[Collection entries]

———

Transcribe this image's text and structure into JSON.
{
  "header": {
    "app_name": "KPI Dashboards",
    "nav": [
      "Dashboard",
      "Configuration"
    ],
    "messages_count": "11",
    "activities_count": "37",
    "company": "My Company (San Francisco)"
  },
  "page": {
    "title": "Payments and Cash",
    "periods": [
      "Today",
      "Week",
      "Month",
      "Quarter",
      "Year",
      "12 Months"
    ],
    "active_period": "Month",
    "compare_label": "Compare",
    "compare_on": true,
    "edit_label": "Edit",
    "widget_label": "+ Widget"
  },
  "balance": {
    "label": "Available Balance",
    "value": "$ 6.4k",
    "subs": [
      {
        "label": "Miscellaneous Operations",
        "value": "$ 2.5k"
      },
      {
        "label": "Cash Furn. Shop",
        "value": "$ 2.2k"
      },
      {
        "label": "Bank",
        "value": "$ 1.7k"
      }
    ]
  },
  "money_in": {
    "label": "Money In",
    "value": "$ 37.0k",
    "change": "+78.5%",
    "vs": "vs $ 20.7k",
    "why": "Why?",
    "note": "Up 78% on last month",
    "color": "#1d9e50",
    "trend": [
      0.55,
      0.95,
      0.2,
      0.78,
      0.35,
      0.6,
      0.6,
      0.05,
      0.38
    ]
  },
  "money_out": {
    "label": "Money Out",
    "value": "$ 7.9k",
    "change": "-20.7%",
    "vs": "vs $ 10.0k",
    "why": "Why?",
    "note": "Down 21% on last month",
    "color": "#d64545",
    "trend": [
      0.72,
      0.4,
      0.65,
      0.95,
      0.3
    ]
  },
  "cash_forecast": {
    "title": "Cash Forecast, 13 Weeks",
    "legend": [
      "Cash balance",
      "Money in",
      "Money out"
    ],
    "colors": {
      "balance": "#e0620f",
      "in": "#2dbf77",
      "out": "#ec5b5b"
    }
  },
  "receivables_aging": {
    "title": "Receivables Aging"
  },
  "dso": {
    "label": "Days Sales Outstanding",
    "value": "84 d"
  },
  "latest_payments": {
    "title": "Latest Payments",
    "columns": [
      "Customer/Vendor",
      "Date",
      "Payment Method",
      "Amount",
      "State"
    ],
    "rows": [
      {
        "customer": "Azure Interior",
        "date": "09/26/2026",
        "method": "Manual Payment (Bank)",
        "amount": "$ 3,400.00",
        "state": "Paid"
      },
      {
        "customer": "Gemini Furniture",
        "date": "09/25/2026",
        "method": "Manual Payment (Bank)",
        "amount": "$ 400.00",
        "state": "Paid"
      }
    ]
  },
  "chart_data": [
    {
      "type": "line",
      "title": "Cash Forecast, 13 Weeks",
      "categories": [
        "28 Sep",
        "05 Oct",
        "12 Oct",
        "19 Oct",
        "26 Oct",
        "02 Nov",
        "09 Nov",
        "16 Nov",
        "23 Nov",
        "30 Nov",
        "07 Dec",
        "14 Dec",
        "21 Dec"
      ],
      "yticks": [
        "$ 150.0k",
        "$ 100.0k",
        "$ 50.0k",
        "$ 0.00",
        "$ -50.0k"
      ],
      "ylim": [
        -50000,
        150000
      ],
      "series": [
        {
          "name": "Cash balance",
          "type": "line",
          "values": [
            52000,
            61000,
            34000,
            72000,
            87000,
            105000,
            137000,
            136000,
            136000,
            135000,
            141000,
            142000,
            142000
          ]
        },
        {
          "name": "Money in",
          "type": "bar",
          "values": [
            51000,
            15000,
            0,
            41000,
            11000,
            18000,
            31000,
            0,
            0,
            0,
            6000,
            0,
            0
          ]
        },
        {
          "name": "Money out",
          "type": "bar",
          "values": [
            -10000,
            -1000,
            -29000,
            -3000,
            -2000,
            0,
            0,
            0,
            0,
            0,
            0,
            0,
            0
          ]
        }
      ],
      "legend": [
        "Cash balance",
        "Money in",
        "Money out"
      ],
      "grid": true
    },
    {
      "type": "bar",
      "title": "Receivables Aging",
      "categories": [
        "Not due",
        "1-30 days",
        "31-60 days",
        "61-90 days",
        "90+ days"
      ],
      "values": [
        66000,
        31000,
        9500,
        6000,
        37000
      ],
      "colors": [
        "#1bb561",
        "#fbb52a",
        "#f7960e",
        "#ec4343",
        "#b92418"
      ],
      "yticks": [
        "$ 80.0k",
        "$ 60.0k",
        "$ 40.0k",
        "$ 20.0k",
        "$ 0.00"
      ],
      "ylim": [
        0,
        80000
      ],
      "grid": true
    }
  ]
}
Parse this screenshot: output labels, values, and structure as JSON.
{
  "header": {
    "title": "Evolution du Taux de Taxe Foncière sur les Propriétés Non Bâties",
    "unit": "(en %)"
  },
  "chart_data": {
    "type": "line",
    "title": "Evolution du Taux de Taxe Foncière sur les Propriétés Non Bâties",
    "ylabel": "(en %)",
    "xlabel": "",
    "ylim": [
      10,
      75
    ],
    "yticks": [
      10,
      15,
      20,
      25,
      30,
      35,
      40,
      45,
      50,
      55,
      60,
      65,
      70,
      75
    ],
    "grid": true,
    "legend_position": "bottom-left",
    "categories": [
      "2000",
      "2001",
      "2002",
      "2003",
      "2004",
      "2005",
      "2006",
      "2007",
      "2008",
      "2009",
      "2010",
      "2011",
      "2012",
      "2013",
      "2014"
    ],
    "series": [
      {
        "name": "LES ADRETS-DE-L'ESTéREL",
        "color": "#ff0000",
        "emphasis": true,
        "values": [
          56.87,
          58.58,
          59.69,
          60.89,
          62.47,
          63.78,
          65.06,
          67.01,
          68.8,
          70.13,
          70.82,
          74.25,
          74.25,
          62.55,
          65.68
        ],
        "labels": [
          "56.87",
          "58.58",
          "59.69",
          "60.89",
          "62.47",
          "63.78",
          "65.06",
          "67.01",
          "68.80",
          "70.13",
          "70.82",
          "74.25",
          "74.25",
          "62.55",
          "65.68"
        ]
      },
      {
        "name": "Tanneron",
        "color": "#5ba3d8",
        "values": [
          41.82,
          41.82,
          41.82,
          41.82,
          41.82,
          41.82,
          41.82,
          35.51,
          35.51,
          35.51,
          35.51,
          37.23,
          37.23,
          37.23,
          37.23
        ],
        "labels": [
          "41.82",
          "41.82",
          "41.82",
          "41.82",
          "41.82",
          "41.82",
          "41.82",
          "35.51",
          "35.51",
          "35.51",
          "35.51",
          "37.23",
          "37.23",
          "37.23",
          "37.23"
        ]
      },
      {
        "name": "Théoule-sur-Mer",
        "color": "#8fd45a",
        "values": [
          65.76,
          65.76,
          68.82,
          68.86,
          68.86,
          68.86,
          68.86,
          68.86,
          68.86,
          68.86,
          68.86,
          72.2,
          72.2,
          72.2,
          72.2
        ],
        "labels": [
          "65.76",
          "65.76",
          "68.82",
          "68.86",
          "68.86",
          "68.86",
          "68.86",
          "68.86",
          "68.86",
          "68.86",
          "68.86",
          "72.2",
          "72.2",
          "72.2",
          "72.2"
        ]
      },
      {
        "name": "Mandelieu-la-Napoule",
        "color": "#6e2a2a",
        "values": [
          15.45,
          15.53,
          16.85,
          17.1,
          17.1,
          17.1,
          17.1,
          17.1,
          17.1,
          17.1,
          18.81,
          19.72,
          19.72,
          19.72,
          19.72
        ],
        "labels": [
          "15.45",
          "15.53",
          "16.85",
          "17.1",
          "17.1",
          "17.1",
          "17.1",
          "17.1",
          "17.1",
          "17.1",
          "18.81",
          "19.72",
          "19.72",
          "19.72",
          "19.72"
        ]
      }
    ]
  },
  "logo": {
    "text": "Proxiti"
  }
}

———

The problem → Retype all of the data shown above, word for word.

Solution for this task →
Transcribe this image's text and structure into JSON.
{
  "header": {
    "app_name": "KPI Dashboards",
    "nav": [
      "Dashboard",
      "Configuration"
    ],
    "messages_count": "11",
    "activities_count": "37",
    "company": "My Company (San Francisco)"
  },
  "page": {
    "title": "Payments and Cash",
    "periods": [
      "Today",
      "Week",
      "Month",
      "Quarter",
      "Year",
      "12 Months"
    ],
    "active_period": "Month",
    "compare_label": "Compare",
    "compare_on": true,
    "edit_label": "Edit",
    "widget_label": "+ Widget"
  },
  "balance": {
    "label": "Available Balance",
    "value": "$ 6.4k",
    "subs": [
      {
        "label": "Miscellaneous Operations",
        "value": "$ 2.5k"
      },
      {
        "label": "Cash Furn. Shop",
        "value": "$ 2.2k"
      },
      {
        "label": "Bank",
        "value": "$ 1.7k"
      }
    ]
  },
  "money_in": {
    "label": "Money In",
    "value": "$ 37.0k",
    "change": "+78.5%",
    "vs": "vs $ 20.7k",
    "why": "Why?",
    "note": "Up 78% on last month",
    "color": "#1d9e50",
    "trend": [
      0.55,
      0.95,
      0.2,
      0.78,
      0.35,
      0.6,
      0.6,
      0.05,
      0.38
    ]
  },
  "money_out": {
    "label": "Money Out",
    "value": "$ 7.9k",
    "change": "-20.7%",
    "vs": "vs $ 10.0k",
    "why": "Why?",
    "note": "Down 21% on last month",
    "color": "#d64545",
    "trend": [
      0.72,
      0.4,
      0.65,
      0.95,
      0.3
    ]
  },
  "cash_forecast": {
    "title": "Cash Forecast, 13 Weeks",
    "legend": [
      "Cash balance",
      "Money in",
      "Money out"
    ],
    "colors": {
      "balance": "#e0620f",
      "in": "#2dbf77",
      "out": "#ec5b5b"
    }
  },
  "receivables_aging": {
    "title": "Receivables Aging"
  },
  "dso": {
    "label": "Days Sales Outstanding",
    "value": "84 d"
  },
  "latest_payments": {
    "title": "Latest Payments",
    "columns": [
      "Customer/Vendor",
      "Date",
      "Payment Method",
      "Amount",
      "State"
    ],
    "rows": [
      {
        "customer": "Azure Interior",
        "date": "09/26/2026",
        "method": "Manual Payment (Bank)",
        "amount": "$ 3,400.00",
        "state": "Paid"
      },
      {
        "customer": "Gemini Furniture",
        "date": "09/25/2026",
        "method": "Manual Payment (Bank)",
        "amount": "$ 400.00",
        "state": "Paid"
      }
    ]
  },
  "chart_data": [
    {
      "type": "line",
      "title": "Cash Forecast, 13 Weeks",
      "categories": [
        "28 Sep",
        "05 Oct",
        "12 Oct",
        "19 Oct",
        "26 Oct",
        "02 Nov",
        "09 Nov",
        "16 Nov",
        "23 Nov",
        "30 Nov",
        "07 Dec",
        "14 Dec",
        "21 Dec"
      ],
      "yticks": [
        "$ 150.0k",
        "$ 100.0k",
        "$ 50.0k",
        "$ 0.00",
        "$ -50.0k"
      ],
      "ylim": [
        -50000,
        150000
      ],
      "series": [
        {
          "name": "Cash balance",
          "type": "line",
          "values": [
            52000,
            61000,
            34000,
            72000,
            87000,
            105000,
            137000,
            136000,
            136000,
            135000,
            141000,
            142000,
            142000
          ]
        },
        {
          "name": "Money in",
          "type": "bar",
          "values": [
            51000,
            15000,
            0,
            41000,
            11000,
            18000,
            31000,
            0,
            0,
            0,
            6000,
            0,
            0
          ]
        },
        {
          "name": "Money out",
          "type": "bar",
          "values": [
            -10000,
            -1000,
            -29000,
            -3000,
            -2000,
            0,
            0,
            0,
            0,
            0,
            0,
            0,
            0
          ]
        }
      ],
      "legend": [
        "Cash balance",
        "Money in",
        "Money out"
      ],
      "grid": true
    },
    {
      "type": "bar",
      "title": "Receivables Aging",
      "categories": [
        "Not due",
        "1-30 days",
        "31-60 days",
        "61-90 days",
        "90+ days"
      ],
      "values": [
        66000,
        31000,
        9500,
        6000,
        37000
      ],
      "colors": [
        "#1bb561",
        "#fbb52a",
        "#f7960e",
        "#ec4343",
        "#b92418"
      ],
      "yticks": [
        "$ 80.0k",
        "$ 60.0k",
        "$ 40.0k",
        "$ 20.0k",
        "$ 0.00"
      ],
      "ylim": [
        0,
        80000
      ],
      "grid": true
    }
  ]
}
Parse this screenshot: output labels, values, and structure as JSON.
{
  "header": {
    "title": "Evolution du Taux de Taxe Foncière sur les Propriétés Non Bâties",
    "unit": "(en %)"
  },
  "chart_data": {
    "type": "line",
    "title": "Evolution du Taux de Taxe Foncière sur les Propriétés Non Bâties",
    "ylabel": "(en %)",
    "xlabel": "",
    "ylim": [
      10,
      75
    ],
    "yticks": [
      10,
      15,
      20,
      25,
      30,
      35,
      40,
      45,
      50,
      55,
      60,
      65,
      70,
      75
    ],
    "grid": true,
    "legend_position": "bottom-left",
    "categories": [
      "2000",
      "2001",
      "2002",
      "2003",
      "2004",
      "2005",
      "2006",
      "2007",
      "2008",
      "2009",
      "2010",
      "2011",
      "2012",
      "2013",
      "2014"
    ],
    "series": [
      {
        "name": "LES ADRETS-DE-L'ESTéREL",
        "color": "#ff0000",
        "emphasis": true,
        "values": [
          56.87,
          58.58,
          59.69,
          60.89,
          62.47,
          63.78,
          65.06,
          67.01,
          68.8,
          70.13,
          70.82,
          74.25,
          74.25,
          62.55,
          65.68
        ],
        "labels": [
          "56.87",
          "58.58",
          "59.69",
          "60.89",
          "62.47",
          "63.78",
          "65.06",
          "67.01",
          "68.80",
          "70.13",
          "70.82",
          "74.25",
          "74.25",
          "62.55",
          "65.68"
        ]
      },
      {
        "name": "Tanneron",
        "color": "#5ba3d8",
        "values": [
          41.82,
          41.82,
          41.82,
          41.82,
          41.82,
          41.82,
          41.82,
          35.51,
          35.51,
          35.51,
          35.51,
          37.23,
          37.23,
          37.23,
          37.23
        ],
        "labels": [
          "41.82",
          "41.82",
          "41.82",
          "41.82",
          "41.82",
          "41.82",
          "41.82",
          "35.51",
          "35.51",
          "35.51",
          "35.51",
          "37.23",
          "37.23",
          "37.23",
          "37.23"
        ]
      },
      {
        "name": "Théoule-sur-Mer",
        "color": "#8fd45a",
        "values": [
          65.76,
          65.76,
          68.82,
          68.86,
          68.86,
          68.86,
          68.86,
          68.86,
          68.86,
          68.86,
          68.86,
          72.2,
          72.2,
          72.2,
          72.2
        ],
        "labels": [
          "65.76",
          "65.76",
          "68.82",
          "68.86",
          "68.86",
          "68.86",
          "68.86",
          "68.86",
          "68.86",
          "68.86",
          "68.86",
          "72.2",
          "72.2",
          "72.2",
          "72.2"
        ]
      },
      {
        "name": "Mandelieu-la-Napoule",
        "color": "#6e2a2a",
        "values": [
          15.45,
          15.53,
          16.85,
          17.1,
          17.1,
          17.1,
          17.1,
          17.1,
          17.1,
          17.1,
          18.81,
          19.72,
          19.72,
          19.72,
          19.72
        ],
        "labels": [
          "15.45",
          "15.53",
          "16.85",
          "17.1",
          "17.1",
          "17.1",
          "17.1",
          "17.1",
          "17.1",
          "17.1",
          "18.81",
          "19.72",
          "19.72",
          "19.72",
          "19.72"
        ]
      }
    ]
  },
  "logo": {
    "text": "Proxiti"
  }
}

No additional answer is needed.